*PROBLEM STATEMENT*
Output an exact reproduction of the data.

━━━━━ STORED DATA

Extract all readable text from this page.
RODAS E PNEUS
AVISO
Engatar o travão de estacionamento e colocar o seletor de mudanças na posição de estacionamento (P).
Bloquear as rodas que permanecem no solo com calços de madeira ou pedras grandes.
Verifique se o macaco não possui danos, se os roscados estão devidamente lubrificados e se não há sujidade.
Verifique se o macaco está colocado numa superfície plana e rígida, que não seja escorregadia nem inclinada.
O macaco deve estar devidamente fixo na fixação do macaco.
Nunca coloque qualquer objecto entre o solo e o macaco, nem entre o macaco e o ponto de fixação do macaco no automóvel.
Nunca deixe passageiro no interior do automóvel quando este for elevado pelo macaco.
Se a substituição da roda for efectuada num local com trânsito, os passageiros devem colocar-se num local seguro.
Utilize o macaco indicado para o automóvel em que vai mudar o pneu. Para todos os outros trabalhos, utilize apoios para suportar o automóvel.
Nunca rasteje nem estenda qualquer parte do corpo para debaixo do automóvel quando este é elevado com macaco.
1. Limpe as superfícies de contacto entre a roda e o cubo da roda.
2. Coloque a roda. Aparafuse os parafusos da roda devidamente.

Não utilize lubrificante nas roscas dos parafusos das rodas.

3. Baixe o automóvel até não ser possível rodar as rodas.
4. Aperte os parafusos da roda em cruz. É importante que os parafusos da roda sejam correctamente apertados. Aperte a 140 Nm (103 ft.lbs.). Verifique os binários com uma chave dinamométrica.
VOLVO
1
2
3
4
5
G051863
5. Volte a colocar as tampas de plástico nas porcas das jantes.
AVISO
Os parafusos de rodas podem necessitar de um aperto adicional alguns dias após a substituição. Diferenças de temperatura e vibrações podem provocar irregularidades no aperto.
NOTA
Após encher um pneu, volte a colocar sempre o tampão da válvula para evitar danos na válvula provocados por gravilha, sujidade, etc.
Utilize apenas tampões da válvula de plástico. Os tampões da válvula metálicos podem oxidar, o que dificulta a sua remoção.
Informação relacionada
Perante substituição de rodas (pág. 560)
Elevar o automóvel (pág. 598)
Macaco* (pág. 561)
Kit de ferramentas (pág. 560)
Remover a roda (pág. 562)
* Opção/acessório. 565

━━━━━━━━━━

*RESPONSE*
Extract all readable text from this page.
RODAS E PNEUS
AVISO
Engatar o travão de estacionamento e colocar o seletor de mudanças na posição de estacionamento (P).
Bloquear as rodas que permanecem no solo com calços de madeira ou pedras grandes.
Verifique se o macaco não possui danos, se os roscados estão devidamente lubrificados e se não há sujidade.
Verifique se o macaco está colocado numa superfície plana e rígida, que não seja escorregadia nem inclinada.
O macaco deve estar devidamente fixo na fixação do macaco.
Nunca coloque qualquer objecto entre o solo e o macaco, nem entre o macaco e o ponto de fixação do macaco no automóvel.
Nunca deixe passageiro no interior do automóvel quando este for elevado pelo macaco.
Se a substituição da roda for efectuada num local com trânsito, os passageiros devem colocar-se num local seguro.
Utilize o macaco indicado para o automóvel em que vai mudar o pneu. Para todos os outros trabalhos, utilize apoios para suportar o automóvel.
Nunca rasteje nem estenda qualquer parte do corpo para debaixo do automóvel quando este é elevado com macaco.
1. Limpe as superfícies de contacto entre a roda e o cubo da roda.
2. Coloque a roda. Aparafuse os parafusos da roda devidamente.

Não utilize lubrificante nas roscas dos parafusos das rodas.

3. Baixe o automóvel até não ser possível rodar as rodas.
4. Aperte os parafusos da roda em cruz. É importante que os parafusos da roda sejam correctamente apertados. Aperte a 140 Nm (103 ft.lbs.). Verifique os binários com uma chave dinamométrica.
VOLVO
1
2
3
4
5
G051863
5. Volte a colocar as tampas de plástico nas porcas das jantes.
AVISO
Os parafusos de rodas podem necessitar de um aperto adicional alguns dias após a substituição. Diferenças de temperatura e vibrações podem provocar irregularidades no aperto.
NOTA
Após encher um pneu, volte a colocar sempre o tampão da válvula para evitar danos na válvula provocados por gravilha, sujidade, etc.
Utilize apenas tampões da válvula de plástico. Os tampões da válvula metálicos podem oxidar, o que dificulta a sua remoção.
Informação relacionada
Perante substituição de rodas (pág. 560)
Elevar o automóvel (pág. 598)
Macaco* (pág. 561)
Kit de ferramentas (pág. 560)
Remover a roda (pág. 562)
* Opção/acessório. 565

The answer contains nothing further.